====== Избранный отрывок
Романески - Ален Роб-Грийе
Шрифт:
Интервал:
Этот обходной маневр современного гуманизма способен ввести нас в заблуждение. Поскольку теперь гуманизм обращает себе на пользу уже нечто иное, чем сами вещи, может сначала показаться, что, во всяком случае, разрыв между ними и человеком окончательно совершился. Но вскоре замечаешь, что это совсем не так: заключено ли соглашение с вещами или с их отстраненностью — это одно и то же; между ними и нами сохраняется «духовный мост», который, пожалуй, даже укрепился после проделанного маневра.
Вот почему трагическое мышление никогда не стремится уничтожить дистанции; напротив, оно умножает их в неограниченном количестве. Дистанция между человеком и другими людьми, дистанция между человеком и им самим, между человеком и миром, между миром и им самим — ничто не сохраняет целостности, все разрывается, раскалывается, расщепляется, не стыкуется. Внутри самых однородных предметов и наиболее однозначных ситуаций возникает некая скрытая дистанция. Но именно внутренняя дистанция, ложная дистанция, представляет собой в действительности открытый путь, то есть уже примирение.
============
### Задание:
Согласуются ли с отрывком выше три утверждения: (а) трагическое мышление стремится уничтожить дистанции; (б) трагическое мышление умножает дистанции; (в) скрытая дистанция возникает только в сложных и запутанных ситуациях? На каждое ответьте «да» или «нет» и дословно приведите слова отрывка, которые это решают.
====== Фрагменты данных
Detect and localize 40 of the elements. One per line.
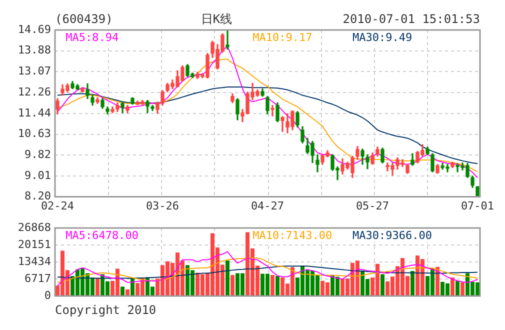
bar: [130, 278, 134, 296]
bar: [230, 274, 234, 296]
bar: [450, 278, 454, 296]
x-tick-label: 04-27: [250, 199, 284, 212]
y-tick-label: 13.07: [18, 64, 51, 78]
y-tick-label: 11.44: [18, 106, 52, 120]
y-tick-label: 14.69: [18, 22, 51, 36]
series-label: MA10:7143.00: [252, 229, 332, 242]
text: 2010-07-01 15:01:53: [342, 12, 480, 26]
bar: [270, 274, 274, 296]
bar: [380, 274, 384, 296]
x-tick-label: 03-26: [146, 199, 180, 212]
y-tick-label: 12.26: [18, 85, 51, 98]
text: MA5:8.94: [66, 31, 119, 44]
chart-title: 日K线: [200, 12, 232, 26]
text: MA30:9.49: [352, 31, 412, 44]
text: MA30:9366.00: [352, 229, 432, 242]
bar: [460, 282, 464, 296]
bar: [96, 278, 100, 296]
y-tick-label: 0: [44, 288, 51, 302]
y-tick-label: 9.82: [24, 148, 51, 162]
y-tick-label: 13434: [18, 254, 52, 268]
bar: [456, 280, 460, 296]
bar: [120, 286, 124, 296]
x-tick-label: 05-27: [356, 199, 390, 212]
bar: [226, 260, 230, 296]
y-tick-label: 10.63: [18, 127, 51, 140]
y-tick-label: 9.01: [24, 168, 51, 182]
text: MA5:6478.00: [66, 229, 138, 242]
y-tick-label: 26868: [18, 220, 51, 234]
bar: [276, 276, 280, 296]
text: MA10:9.17: [252, 31, 312, 44]
y-tick-label: 6717: [24, 272, 51, 285]
y-tick-label: 13.88: [18, 44, 51, 57]
text: Copyright 2010: [55, 303, 156, 317]
x-tick-label: 07-01: [460, 199, 494, 212]
text: (600439): [55, 12, 113, 26]
bar: [126, 289, 130, 296]
bar: [410, 270, 414, 296]
y-tick-label: 20151: [18, 238, 51, 251]
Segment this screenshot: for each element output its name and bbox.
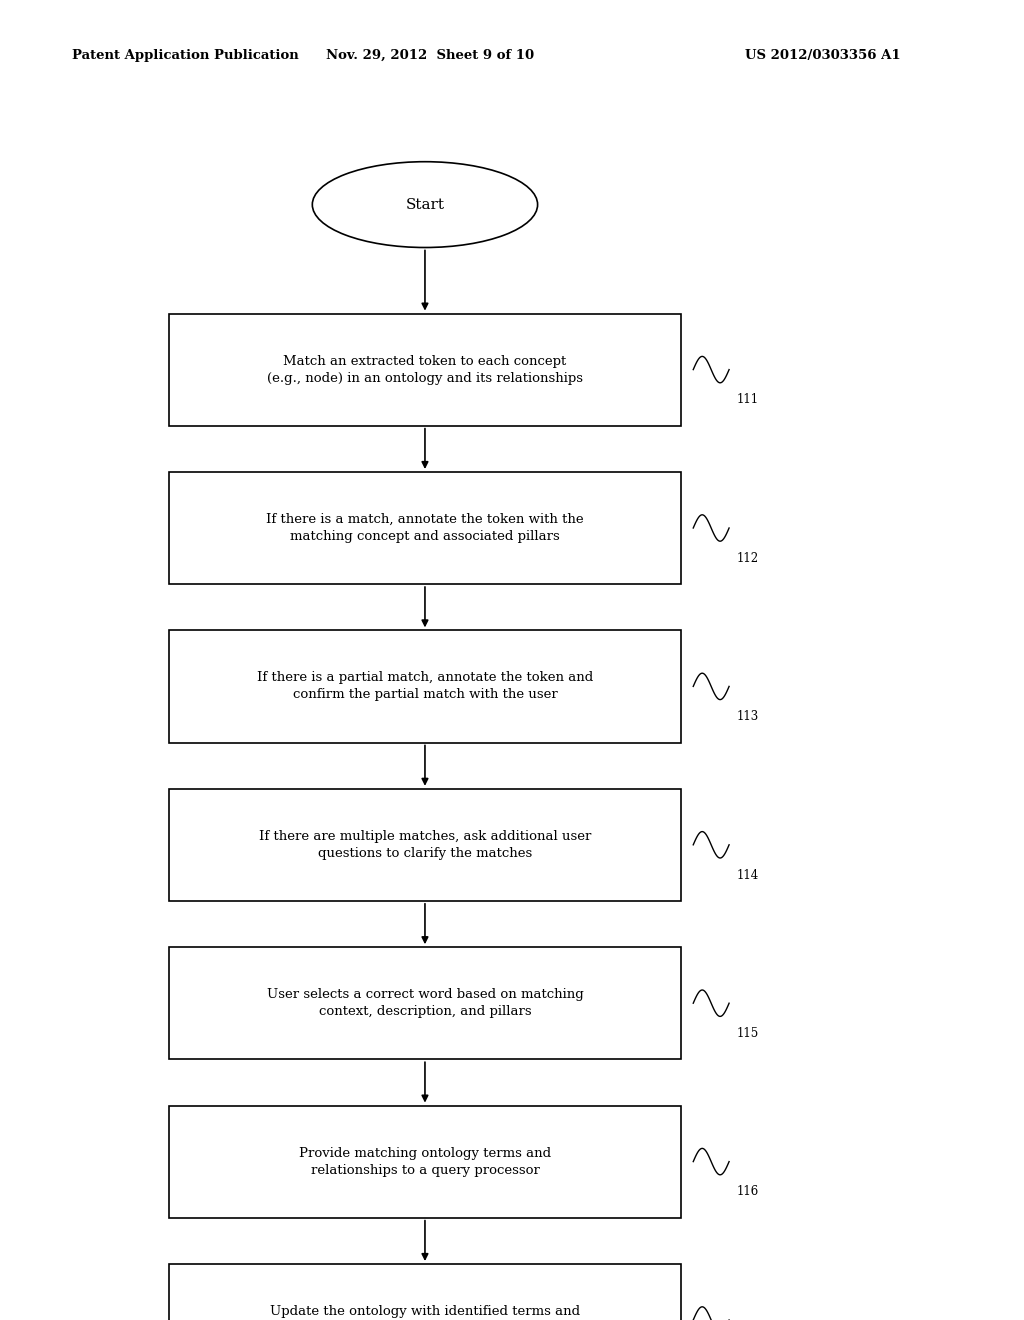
============
### Ответ:
(а) Нет: «трагическое мышление никогда не стремится уничтожить дистанции».
(б) Да: «напротив, оно умножает их в неограниченном количестве».
(в) Нет: «Внутри самых однородных предметов и наиболее однозначных ситуаций возникает некая скрытая дистанция».